* GIVEN EXERCISE *
Locate every line below that contains the word "this" and copy it.

begin PROVIDED MATERIAL

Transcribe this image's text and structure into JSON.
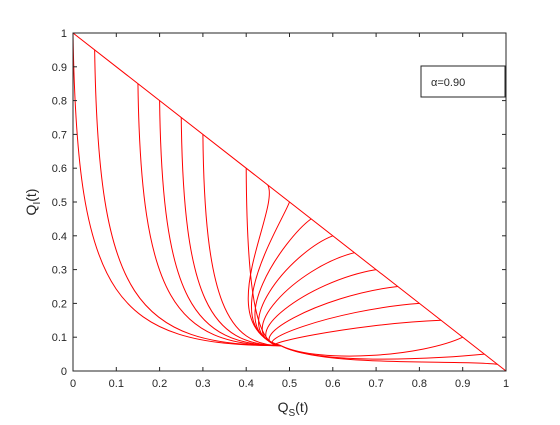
{
  "chart_data": {
    "type": "line",
    "title": "",
    "xlabel": {
      "main": "Q",
      "sub": "S",
      "suffix": "(t)"
    },
    "ylabel": {
      "main": "Q",
      "sub": "I",
      "suffix": "(t)"
    },
    "xlim": [
      0,
      1
    ],
    "ylim": [
      0,
      1
    ],
    "xticks": [
      "0",
      "0.1",
      "0.2",
      "0.3",
      "0.4",
      "0.5",
      "0.6",
      "0.7",
      "0.8",
      "0.9",
      "1"
    ],
    "yticks": [
      "0",
      "0.1",
      "0.2",
      "0.3",
      "0.4",
      "0.5",
      "0.6",
      "0.7",
      "0.8",
      "0.9",
      "1"
    ],
    "grid": false,
    "line_color": "#ff0000",
    "legend": {
      "symbol": "α",
      "text": "=0.90",
      "placement": "top-right"
    },
    "boundary_line": {
      "x": [
        0,
        1
      ],
      "y": [
        1,
        0
      ]
    },
    "equilibrium": {
      "x": 0.48,
      "y": 0.075
    },
    "trajectory_starts_S": [
      0,
      0.05,
      0.15,
      0.2,
      0.25,
      0.3,
      0.4,
      0.45,
      0.5,
      0.55,
      0.6,
      0.65,
      0.7,
      0.75,
      0.8,
      0.85,
      0.9,
      0.95,
      0.98
    ]
  }
}
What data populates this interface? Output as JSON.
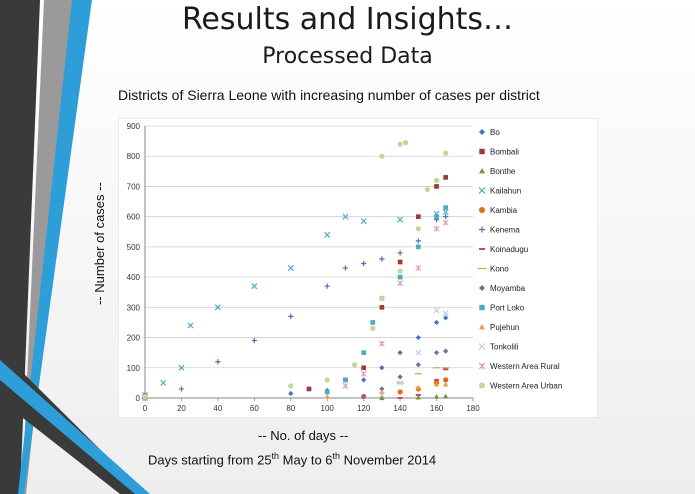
{
  "slide": {
    "title": "Results and Insights…",
    "subtitle": "Processed Data",
    "caption_start": "Days starting from 25",
    "caption_sup1": "th",
    "caption_mid": " May to 6",
    "caption_sup2": "th",
    "caption_end": " November 2014"
  },
  "chart_data": {
    "type": "scatter",
    "title": "Districts of Sierra Leone with increasing number of cases per district",
    "xlabel": "-- No. of days --",
    "ylabel": "-- Number of cases --",
    "xlim": [
      0,
      180
    ],
    "ylim": [
      0,
      900
    ],
    "x_ticks": [
      0,
      20,
      40,
      60,
      80,
      100,
      120,
      140,
      160,
      180
    ],
    "y_ticks": [
      0,
      100,
      200,
      300,
      400,
      500,
      600,
      700,
      800,
      900
    ],
    "grid": "horizontal",
    "legend": "right",
    "series": [
      {
        "name": "Bo",
        "marker": "diamond",
        "color": "#4472c4",
        "points": [
          [
            0,
            10
          ],
          [
            80,
            15
          ],
          [
            100,
            25
          ],
          [
            120,
            60
          ],
          [
            130,
            100
          ],
          [
            140,
            150
          ],
          [
            150,
            200
          ],
          [
            160,
            250
          ],
          [
            165,
            265
          ]
        ]
      },
      {
        "name": "Bombali",
        "marker": "square",
        "color": "#9e3a38",
        "points": [
          [
            0,
            5
          ],
          [
            90,
            30
          ],
          [
            110,
            60
          ],
          [
            120,
            100
          ],
          [
            130,
            300
          ],
          [
            140,
            450
          ],
          [
            150,
            600
          ],
          [
            160,
            700
          ],
          [
            165,
            730
          ]
        ]
      },
      {
        "name": "Bonthe",
        "marker": "triangle",
        "color": "#77933c",
        "points": [
          [
            0,
            0
          ],
          [
            130,
            0
          ],
          [
            150,
            2
          ],
          [
            160,
            5
          ],
          [
            165,
            6
          ]
        ]
      },
      {
        "name": "Kailahun",
        "marker": "x",
        "color": "#4bacc6",
        "points": [
          [
            0,
            10
          ],
          [
            10,
            50
          ],
          [
            20,
            100
          ],
          [
            25,
            240
          ],
          [
            40,
            300
          ],
          [
            60,
            370
          ],
          [
            80,
            430
          ],
          [
            100,
            540
          ],
          [
            110,
            600
          ],
          [
            120,
            585
          ],
          [
            140,
            590
          ],
          [
            160,
            610
          ],
          [
            165,
            615
          ]
        ]
      },
      {
        "name": "Kambia",
        "marker": "circle",
        "color": "#e46c0a",
        "points": [
          [
            0,
            0
          ],
          [
            120,
            5
          ],
          [
            140,
            20
          ],
          [
            150,
            30
          ],
          [
            160,
            50
          ],
          [
            165,
            60
          ]
        ]
      },
      {
        "name": "Kenema",
        "marker": "plus",
        "color": "#4f6fb3",
        "points": [
          [
            0,
            0
          ],
          [
            20,
            30
          ],
          [
            40,
            120
          ],
          [
            60,
            190
          ],
          [
            80,
            270
          ],
          [
            100,
            370
          ],
          [
            110,
            430
          ],
          [
            120,
            445
          ],
          [
            130,
            460
          ],
          [
            140,
            480
          ],
          [
            150,
            520
          ],
          [
            160,
            590
          ],
          [
            165,
            600
          ]
        ]
      },
      {
        "name": "Koinadugu",
        "marker": "dash",
        "color": "#c0504d",
        "points": [
          [
            0,
            0
          ],
          [
            140,
            0
          ],
          [
            150,
            10
          ],
          [
            160,
            60
          ],
          [
            165,
            95
          ]
        ]
      },
      {
        "name": "Kono",
        "marker": "line",
        "color": "#9bbb59",
        "points": [
          [
            0,
            0
          ],
          [
            140,
            50
          ],
          [
            150,
            80
          ],
          [
            160,
            100
          ],
          [
            165,
            100
          ]
        ]
      },
      {
        "name": "Moyamba",
        "marker": "diamond",
        "color": "#8064a2",
        "points": [
          [
            0,
            0
          ],
          [
            120,
            5
          ],
          [
            130,
            30
          ],
          [
            140,
            70
          ],
          [
            150,
            110
          ],
          [
            160,
            150
          ],
          [
            165,
            155
          ]
        ]
      },
      {
        "name": "Port Loko",
        "marker": "square",
        "color": "#4bacc6",
        "points": [
          [
            0,
            0
          ],
          [
            100,
            20
          ],
          [
            110,
            60
          ],
          [
            120,
            150
          ],
          [
            125,
            250
          ],
          [
            130,
            330
          ],
          [
            140,
            400
          ],
          [
            150,
            500
          ],
          [
            160,
            600
          ],
          [
            165,
            630
          ]
        ]
      },
      {
        "name": "Pujehun",
        "marker": "triangle",
        "color": "#f79646",
        "points": [
          [
            0,
            0
          ],
          [
            100,
            5
          ],
          [
            130,
            20
          ],
          [
            150,
            35
          ],
          [
            160,
            45
          ],
          [
            165,
            45
          ]
        ]
      },
      {
        "name": "Tonkolili",
        "marker": "x",
        "color": "#b9cde5",
        "points": [
          [
            0,
            0
          ],
          [
            130,
            10
          ],
          [
            140,
            50
          ],
          [
            150,
            150
          ],
          [
            160,
            290
          ],
          [
            165,
            280
          ]
        ]
      },
      {
        "name": "Western Area Rural",
        "marker": "star",
        "color": "#d99bb1",
        "points": [
          [
            0,
            0
          ],
          [
            110,
            40
          ],
          [
            120,
            80
          ],
          [
            130,
            180
          ],
          [
            140,
            380
          ],
          [
            150,
            430
          ],
          [
            160,
            560
          ],
          [
            165,
            580
          ]
        ]
      },
      {
        "name": "Western Area Urban",
        "marker": "circle",
        "color": "#c3d69b",
        "points": [
          [
            0,
            5
          ],
          [
            80,
            40
          ],
          [
            100,
            60
          ],
          [
            115,
            110
          ],
          [
            125,
            230
          ],
          [
            130,
            330
          ],
          [
            140,
            420
          ],
          [
            150,
            560
          ],
          [
            155,
            690
          ],
          [
            160,
            720
          ],
          [
            165,
            810
          ],
          [
            130,
            800
          ],
          [
            140,
            840
          ],
          [
            143,
            845
          ]
        ]
      }
    ]
  }
}
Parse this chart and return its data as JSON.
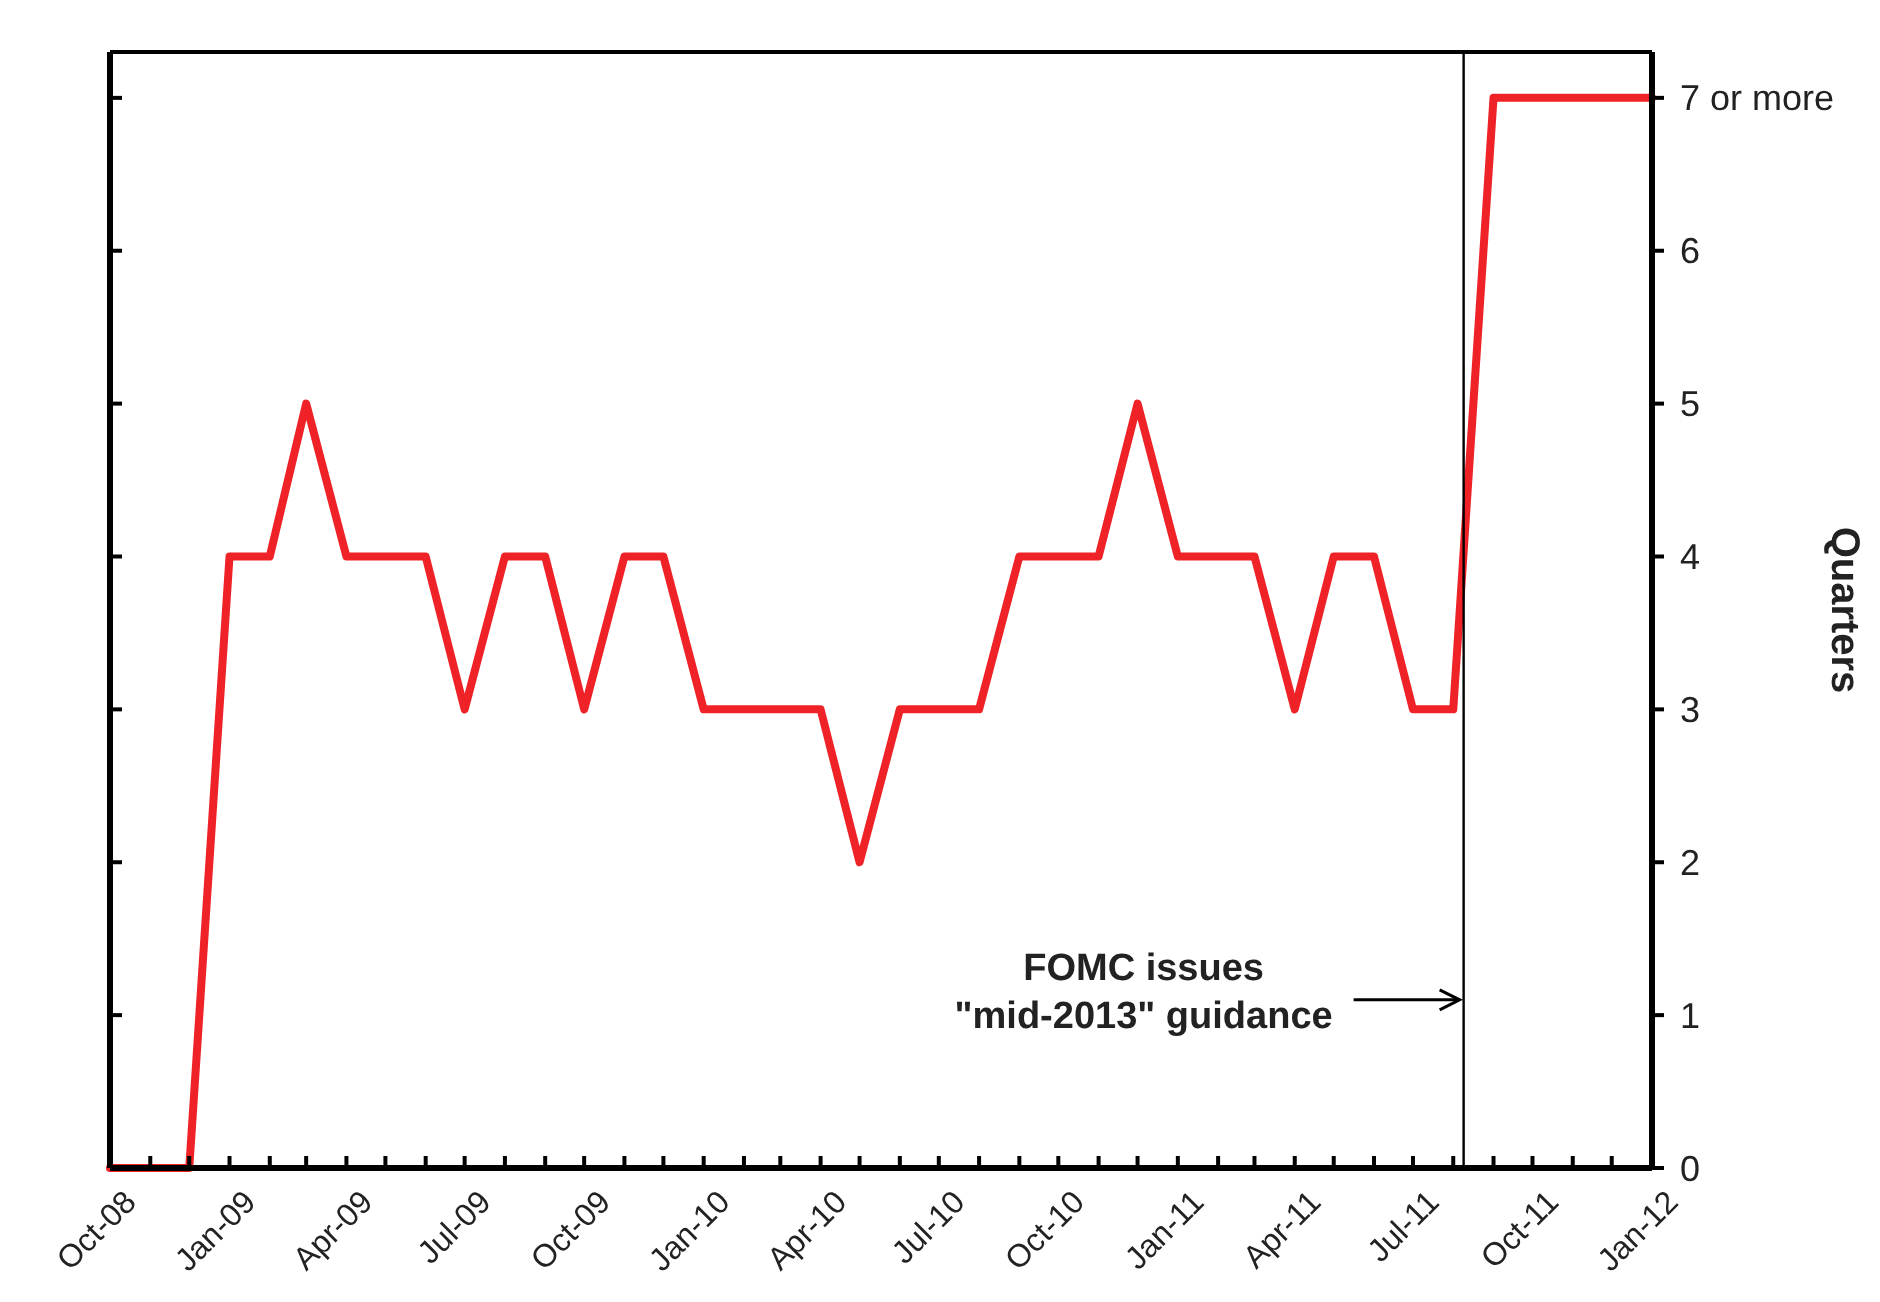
{
  "chart_data": {
    "type": "line",
    "ylabel": "Quarters",
    "x": [
      "2008-10",
      "2008-11",
      "2008-12",
      "2009-01",
      "2009-02",
      "2009-03",
      "2009-04",
      "2009-05",
      "2009-06",
      "2009-07",
      "2009-08",
      "2009-09",
      "2009-10",
      "2009-11",
      "2009-12",
      "2010-01",
      "2010-02",
      "2010-03",
      "2010-04",
      "2010-05",
      "2010-06",
      "2010-07",
      "2010-08",
      "2010-09",
      "2010-10",
      "2010-11",
      "2010-12",
      "2011-01",
      "2011-02",
      "2011-03",
      "2011-04",
      "2011-05",
      "2011-06",
      "2011-07",
      "2011-08",
      "2011-09",
      "2011-10",
      "2011-11",
      "2011-12",
      "2012-01"
    ],
    "series": [
      {
        "color": "#ee2227",
        "values": [
          0,
          0,
          0,
          4,
          4,
          5,
          4,
          4,
          4,
          3,
          4,
          4,
          3,
          4,
          4,
          3,
          3,
          3,
          3,
          2,
          3,
          3,
          3,
          4,
          4,
          4,
          5,
          4,
          4,
          4,
          3,
          4,
          4,
          3,
          3,
          7,
          7,
          7,
          7,
          7
        ]
      }
    ],
    "xlim": [
      "2008-10",
      "2012-01"
    ],
    "xticks": [
      {
        "value": "2008-10",
        "label": "Oct-08"
      },
      {
        "value": "2008-11",
        "label": null
      },
      {
        "value": "2008-12",
        "label": null
      },
      {
        "value": "2009-01",
        "label": "Jan-09"
      },
      {
        "value": "2009-02",
        "label": null
      },
      {
        "value": "2009-03",
        "label": null
      },
      {
        "value": "2009-04",
        "label": "Apr-09"
      },
      {
        "value": "2009-05",
        "label": null
      },
      {
        "value": "2009-06",
        "label": null
      },
      {
        "value": "2009-07",
        "label": "Jul-09"
      },
      {
        "value": "2009-08",
        "label": null
      },
      {
        "value": "2009-09",
        "label": null
      },
      {
        "value": "2009-10",
        "label": "Oct-09"
      },
      {
        "value": "2009-11",
        "label": null
      },
      {
        "value": "2009-12",
        "label": null
      },
      {
        "value": "2010-01",
        "label": "Jan-10"
      },
      {
        "value": "2010-02",
        "label": null
      },
      {
        "value": "2010-03",
        "label": null
      },
      {
        "value": "2010-04",
        "label": "Apr-10"
      },
      {
        "value": "2010-05",
        "label": null
      },
      {
        "value": "2010-06",
        "label": null
      },
      {
        "value": "2010-07",
        "label": "Jul-10"
      },
      {
        "value": "2010-08",
        "label": null
      },
      {
        "value": "2010-09",
        "label": null
      },
      {
        "value": "2010-10",
        "label": "Oct-10"
      },
      {
        "value": "2010-11",
        "label": null
      },
      {
        "value": "2010-12",
        "label": null
      },
      {
        "value": "2011-01",
        "label": "Jan-11"
      },
      {
        "value": "2011-02",
        "label": null
      },
      {
        "value": "2011-03",
        "label": null
      },
      {
        "value": "2011-04",
        "label": "Apr-11"
      },
      {
        "value": "2011-05",
        "label": null
      },
      {
        "value": "2011-06",
        "label": null
      },
      {
        "value": "2011-07",
        "label": "Jul-11"
      },
      {
        "value": "2011-08",
        "label": null
      },
      {
        "value": "2011-09",
        "label": null
      },
      {
        "value": "2011-10",
        "label": "Oct-11"
      },
      {
        "value": "2011-11",
        "label": null
      },
      {
        "value": "2011-12",
        "label": null
      },
      {
        "value": "2012-01",
        "label": "Jan-12"
      }
    ],
    "ylim": [
      0,
      7.3
    ],
    "yticks": [
      0,
      1,
      2,
      3,
      4,
      5,
      6,
      {
        "value": 7,
        "label": "7 or more"
      }
    ],
    "grid": false,
    "marker": "none",
    "line_style": "solid",
    "ref_lines": [
      {
        "axis": "x",
        "value": "2011-08-09",
        "color": "#000000"
      }
    ],
    "annotations": [
      {
        "text": "FOMC issues\n\"mid-2013\" guidance",
        "x": "2011-08-09",
        "y": 1.1
      }
    ]
  }
}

end PROVIDED MATERIAL

* RESPONSE BELOW *
Transcribe this image's text and structure into JSON.
What data populates this interface? Output as JSON.
Parse this chart and return its data as JSON.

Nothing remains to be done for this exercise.